Objective ->
In the data below, find each line containing the string "személyek" and return it.

── Source material ──

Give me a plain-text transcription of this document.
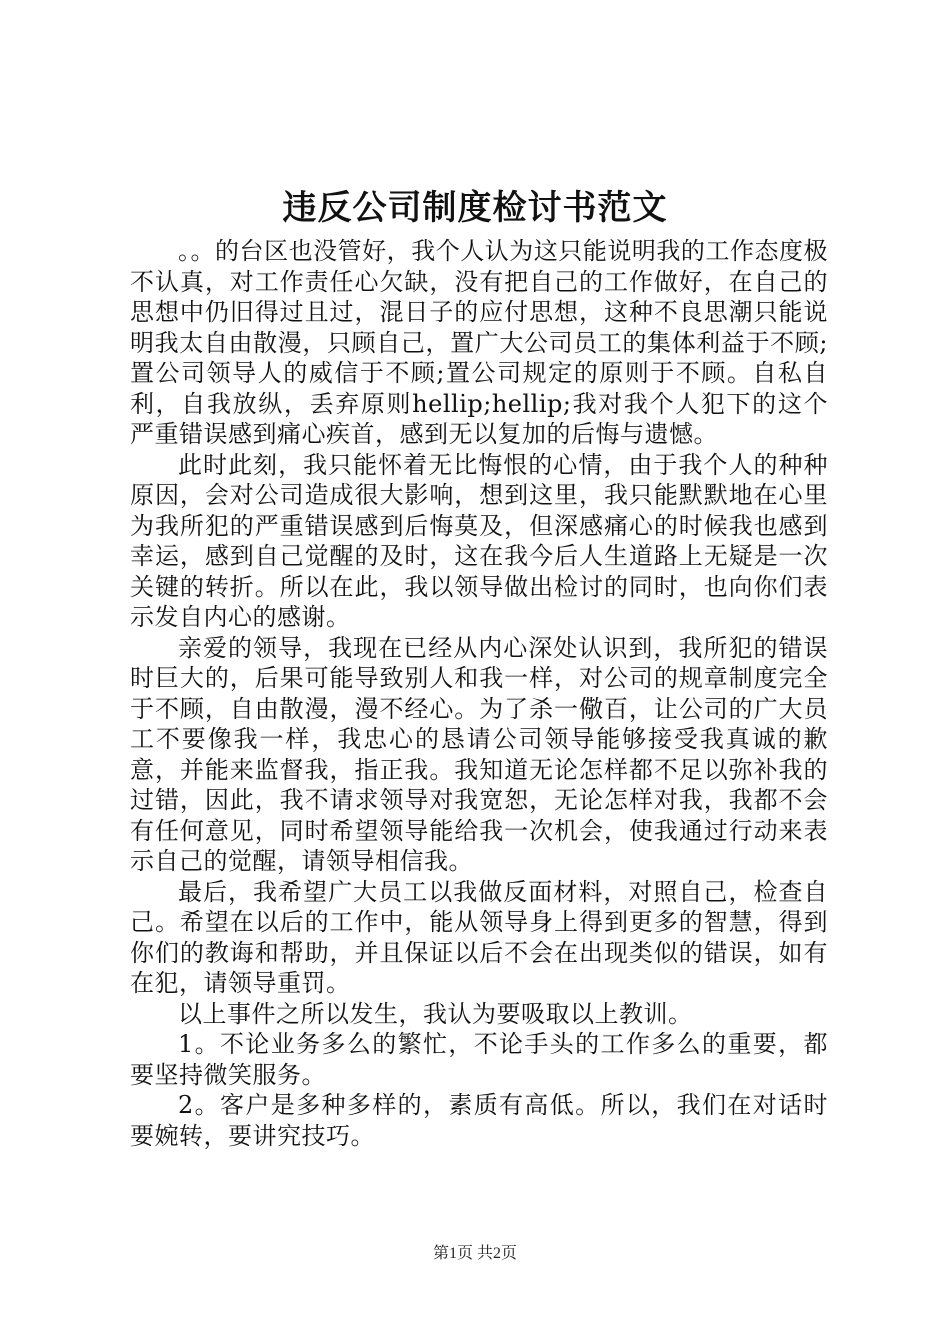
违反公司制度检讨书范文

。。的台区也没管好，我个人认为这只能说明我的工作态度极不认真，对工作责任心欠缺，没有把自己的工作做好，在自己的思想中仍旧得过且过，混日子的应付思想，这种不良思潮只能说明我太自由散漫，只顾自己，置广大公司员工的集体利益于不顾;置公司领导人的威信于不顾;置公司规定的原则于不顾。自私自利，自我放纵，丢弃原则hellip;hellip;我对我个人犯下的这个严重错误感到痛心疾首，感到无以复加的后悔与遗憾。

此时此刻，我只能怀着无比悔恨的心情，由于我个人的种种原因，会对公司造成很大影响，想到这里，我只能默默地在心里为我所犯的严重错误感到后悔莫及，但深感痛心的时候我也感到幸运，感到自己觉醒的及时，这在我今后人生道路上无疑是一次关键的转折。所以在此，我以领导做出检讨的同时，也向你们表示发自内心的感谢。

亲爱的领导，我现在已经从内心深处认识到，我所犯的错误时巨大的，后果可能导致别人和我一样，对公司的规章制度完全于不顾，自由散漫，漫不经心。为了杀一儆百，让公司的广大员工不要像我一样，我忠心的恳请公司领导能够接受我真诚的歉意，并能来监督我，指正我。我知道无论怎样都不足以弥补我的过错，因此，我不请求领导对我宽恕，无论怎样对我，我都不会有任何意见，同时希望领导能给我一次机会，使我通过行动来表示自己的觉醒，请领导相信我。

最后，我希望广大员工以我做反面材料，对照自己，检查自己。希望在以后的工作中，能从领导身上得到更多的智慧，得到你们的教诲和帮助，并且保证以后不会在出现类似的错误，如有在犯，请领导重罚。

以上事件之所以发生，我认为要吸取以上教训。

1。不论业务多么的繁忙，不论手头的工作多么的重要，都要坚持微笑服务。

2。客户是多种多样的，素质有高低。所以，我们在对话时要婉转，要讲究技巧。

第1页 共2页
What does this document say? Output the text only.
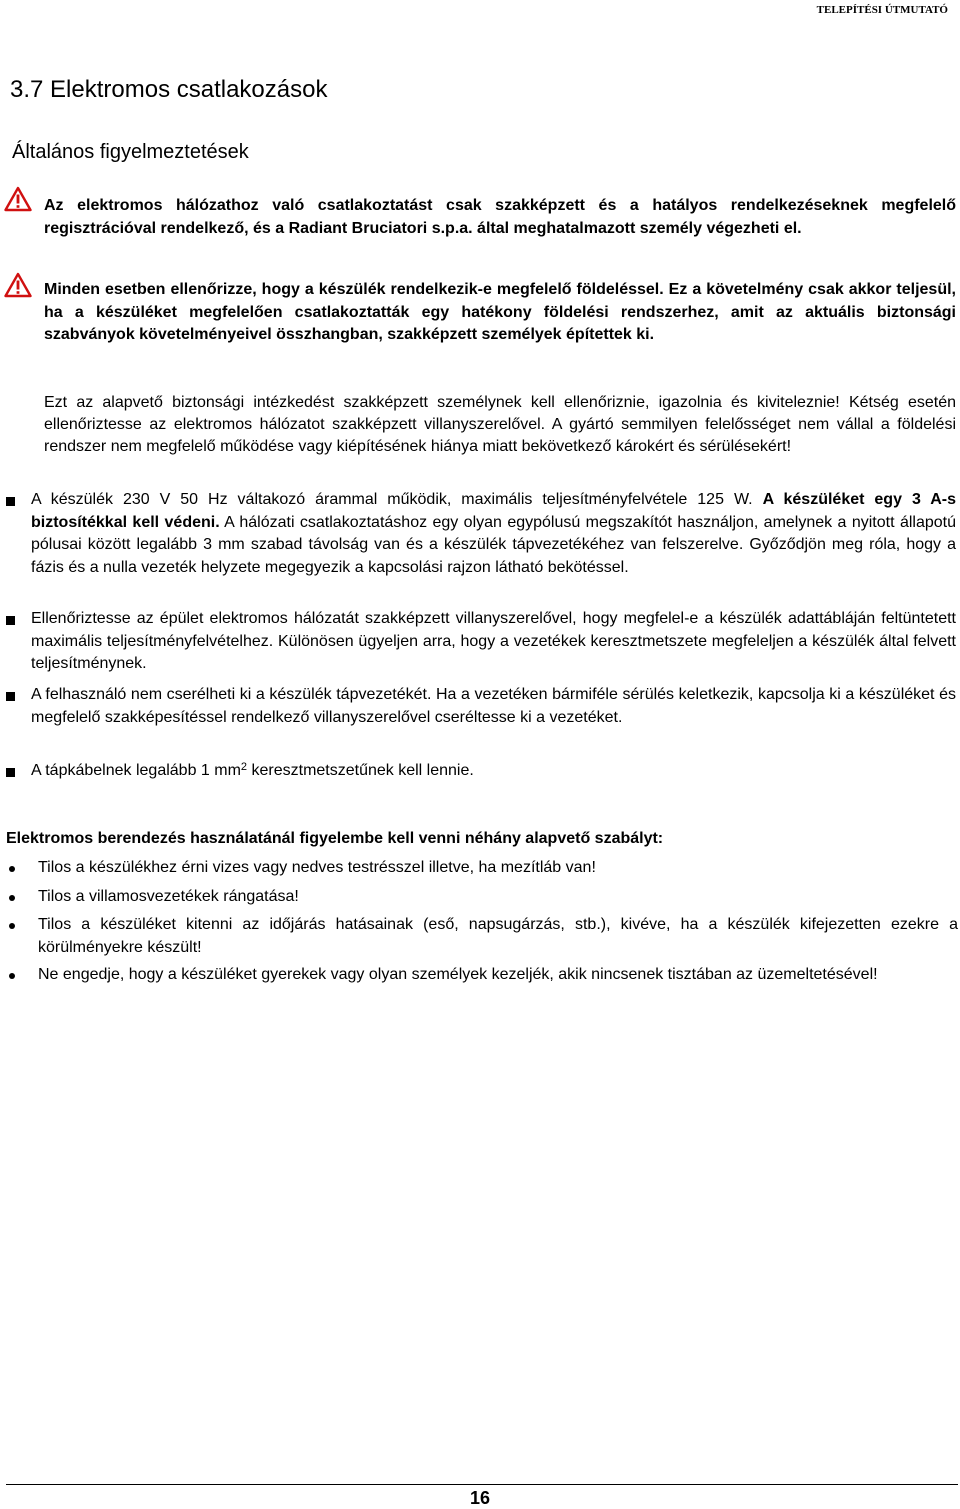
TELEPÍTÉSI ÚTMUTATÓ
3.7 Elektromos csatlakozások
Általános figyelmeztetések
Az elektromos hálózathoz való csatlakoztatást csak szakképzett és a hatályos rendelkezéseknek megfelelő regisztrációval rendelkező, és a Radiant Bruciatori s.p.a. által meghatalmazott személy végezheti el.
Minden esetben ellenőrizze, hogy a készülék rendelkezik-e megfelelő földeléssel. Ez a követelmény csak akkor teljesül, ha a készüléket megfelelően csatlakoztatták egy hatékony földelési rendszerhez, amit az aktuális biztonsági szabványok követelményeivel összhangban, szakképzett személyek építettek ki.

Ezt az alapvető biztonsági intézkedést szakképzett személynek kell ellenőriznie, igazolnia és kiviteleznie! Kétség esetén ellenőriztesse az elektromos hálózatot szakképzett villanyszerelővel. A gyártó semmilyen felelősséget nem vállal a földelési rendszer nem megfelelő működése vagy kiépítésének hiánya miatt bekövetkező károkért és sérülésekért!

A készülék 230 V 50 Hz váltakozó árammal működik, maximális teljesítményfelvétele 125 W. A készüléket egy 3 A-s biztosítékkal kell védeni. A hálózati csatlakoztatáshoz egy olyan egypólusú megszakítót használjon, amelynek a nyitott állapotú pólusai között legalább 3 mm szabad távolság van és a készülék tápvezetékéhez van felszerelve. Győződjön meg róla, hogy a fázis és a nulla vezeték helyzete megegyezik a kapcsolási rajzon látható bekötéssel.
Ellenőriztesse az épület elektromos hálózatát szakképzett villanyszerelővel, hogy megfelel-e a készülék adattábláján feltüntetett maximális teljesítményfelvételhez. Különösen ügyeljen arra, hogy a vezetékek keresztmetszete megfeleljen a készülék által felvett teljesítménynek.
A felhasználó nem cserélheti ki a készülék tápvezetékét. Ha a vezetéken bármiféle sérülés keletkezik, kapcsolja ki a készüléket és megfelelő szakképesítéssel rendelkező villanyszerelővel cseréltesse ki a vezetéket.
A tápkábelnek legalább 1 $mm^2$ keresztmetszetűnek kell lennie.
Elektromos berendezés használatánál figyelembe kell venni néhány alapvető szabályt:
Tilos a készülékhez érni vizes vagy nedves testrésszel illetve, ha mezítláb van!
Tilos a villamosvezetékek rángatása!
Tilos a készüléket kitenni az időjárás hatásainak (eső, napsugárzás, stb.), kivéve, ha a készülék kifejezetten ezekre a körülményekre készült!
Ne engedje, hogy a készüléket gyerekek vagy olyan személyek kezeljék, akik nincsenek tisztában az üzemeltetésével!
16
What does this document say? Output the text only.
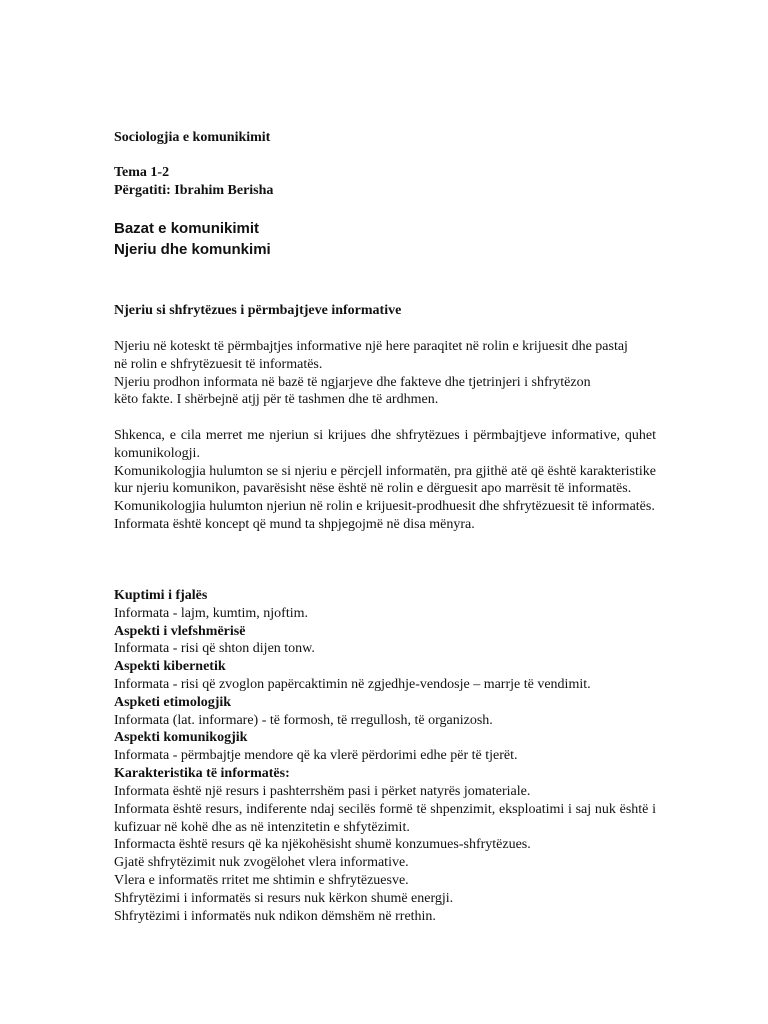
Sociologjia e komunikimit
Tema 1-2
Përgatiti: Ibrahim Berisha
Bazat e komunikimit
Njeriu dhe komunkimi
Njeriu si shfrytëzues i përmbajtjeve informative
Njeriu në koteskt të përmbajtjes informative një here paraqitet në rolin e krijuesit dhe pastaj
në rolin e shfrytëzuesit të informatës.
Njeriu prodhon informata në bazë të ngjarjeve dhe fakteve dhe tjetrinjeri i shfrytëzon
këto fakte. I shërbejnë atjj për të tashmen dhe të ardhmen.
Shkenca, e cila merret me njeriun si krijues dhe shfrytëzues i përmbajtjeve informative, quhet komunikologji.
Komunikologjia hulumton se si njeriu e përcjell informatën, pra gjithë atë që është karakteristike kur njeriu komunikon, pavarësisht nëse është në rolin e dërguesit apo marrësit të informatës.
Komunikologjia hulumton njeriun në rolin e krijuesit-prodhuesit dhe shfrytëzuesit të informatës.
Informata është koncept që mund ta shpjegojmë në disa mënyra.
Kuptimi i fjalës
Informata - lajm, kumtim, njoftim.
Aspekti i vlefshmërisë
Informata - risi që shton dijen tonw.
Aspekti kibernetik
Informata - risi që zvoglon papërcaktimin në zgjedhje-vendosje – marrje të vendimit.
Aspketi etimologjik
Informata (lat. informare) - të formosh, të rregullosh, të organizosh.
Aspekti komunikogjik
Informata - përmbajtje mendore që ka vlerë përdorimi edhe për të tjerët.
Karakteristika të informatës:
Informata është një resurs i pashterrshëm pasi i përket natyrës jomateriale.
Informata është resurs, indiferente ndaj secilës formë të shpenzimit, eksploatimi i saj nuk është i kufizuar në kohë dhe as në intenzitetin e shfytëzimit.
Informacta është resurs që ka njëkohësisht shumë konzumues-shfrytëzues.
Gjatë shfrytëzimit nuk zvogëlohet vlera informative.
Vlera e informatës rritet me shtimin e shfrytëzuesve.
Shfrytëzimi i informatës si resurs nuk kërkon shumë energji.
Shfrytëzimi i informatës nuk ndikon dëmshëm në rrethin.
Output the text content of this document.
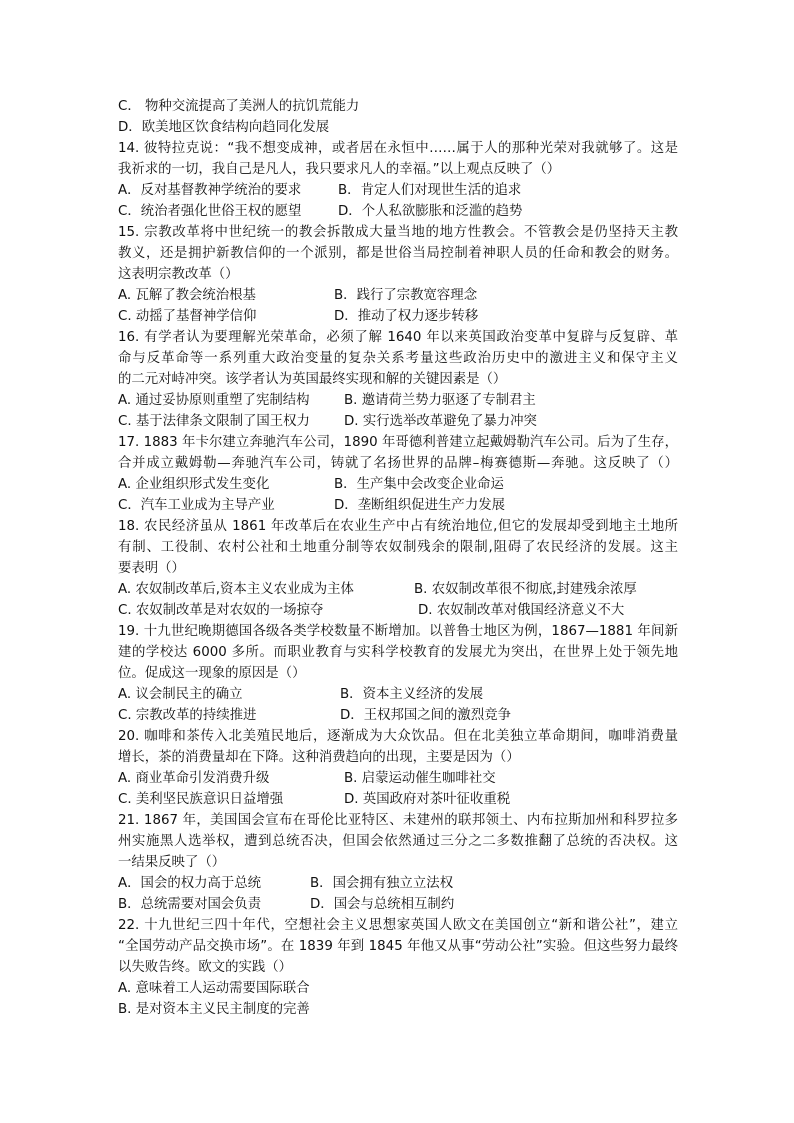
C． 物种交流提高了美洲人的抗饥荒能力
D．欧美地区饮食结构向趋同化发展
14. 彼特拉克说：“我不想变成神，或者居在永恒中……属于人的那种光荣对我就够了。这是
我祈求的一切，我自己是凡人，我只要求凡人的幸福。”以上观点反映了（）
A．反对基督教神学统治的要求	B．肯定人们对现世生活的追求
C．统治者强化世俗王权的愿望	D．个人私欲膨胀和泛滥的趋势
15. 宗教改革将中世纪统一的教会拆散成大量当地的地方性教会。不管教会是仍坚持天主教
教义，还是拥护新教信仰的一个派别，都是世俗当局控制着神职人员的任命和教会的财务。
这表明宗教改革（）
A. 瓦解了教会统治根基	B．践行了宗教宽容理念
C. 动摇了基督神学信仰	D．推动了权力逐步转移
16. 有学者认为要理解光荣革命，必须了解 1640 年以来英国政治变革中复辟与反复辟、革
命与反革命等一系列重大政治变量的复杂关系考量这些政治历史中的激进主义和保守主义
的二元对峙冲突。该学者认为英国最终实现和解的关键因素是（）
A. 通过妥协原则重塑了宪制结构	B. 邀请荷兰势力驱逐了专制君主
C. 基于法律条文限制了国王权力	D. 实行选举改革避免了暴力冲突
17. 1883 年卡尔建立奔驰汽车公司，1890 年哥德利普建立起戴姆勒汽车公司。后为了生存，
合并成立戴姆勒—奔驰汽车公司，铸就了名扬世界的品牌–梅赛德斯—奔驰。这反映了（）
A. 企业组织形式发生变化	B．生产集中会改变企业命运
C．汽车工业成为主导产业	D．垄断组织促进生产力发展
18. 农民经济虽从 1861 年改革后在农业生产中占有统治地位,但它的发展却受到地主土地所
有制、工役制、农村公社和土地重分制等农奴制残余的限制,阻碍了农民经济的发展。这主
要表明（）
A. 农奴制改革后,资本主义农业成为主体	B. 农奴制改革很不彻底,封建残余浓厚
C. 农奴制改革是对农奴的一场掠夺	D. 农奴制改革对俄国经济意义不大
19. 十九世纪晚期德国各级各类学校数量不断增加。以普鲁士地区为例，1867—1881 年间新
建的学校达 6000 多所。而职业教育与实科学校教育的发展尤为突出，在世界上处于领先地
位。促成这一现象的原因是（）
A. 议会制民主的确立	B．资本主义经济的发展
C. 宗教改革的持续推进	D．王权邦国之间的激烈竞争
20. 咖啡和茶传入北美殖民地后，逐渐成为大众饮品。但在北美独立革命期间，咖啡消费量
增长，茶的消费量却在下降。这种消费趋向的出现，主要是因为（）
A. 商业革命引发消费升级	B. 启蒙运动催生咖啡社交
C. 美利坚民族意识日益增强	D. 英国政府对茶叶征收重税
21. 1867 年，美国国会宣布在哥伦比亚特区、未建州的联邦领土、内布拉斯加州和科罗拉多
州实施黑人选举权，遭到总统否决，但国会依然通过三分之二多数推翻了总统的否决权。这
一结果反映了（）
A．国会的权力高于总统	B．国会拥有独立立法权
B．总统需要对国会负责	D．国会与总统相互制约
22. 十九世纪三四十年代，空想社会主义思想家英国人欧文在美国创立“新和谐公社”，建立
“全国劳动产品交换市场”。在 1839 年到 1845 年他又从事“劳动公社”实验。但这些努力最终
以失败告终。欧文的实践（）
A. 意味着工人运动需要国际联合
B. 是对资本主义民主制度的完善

───

Expected answer ->
Minden esetben ellenőrizze, hogy a készülék rendelkezik-e megfelelő földeléssel. Ez a követelmény csak akkor teljesül, ha a készüléket megfelelően csatlakoztatták egy hatékony földelési rendszerhez, amit az aktuális biztonsági szabványok követelményeivel összhangban, szakképzett személyek építettek ki.
Ne engedje, hogy a készüléket gyerekek vagy olyan személyek kezeljék, akik nincsenek tisztában az üzemeltetésével!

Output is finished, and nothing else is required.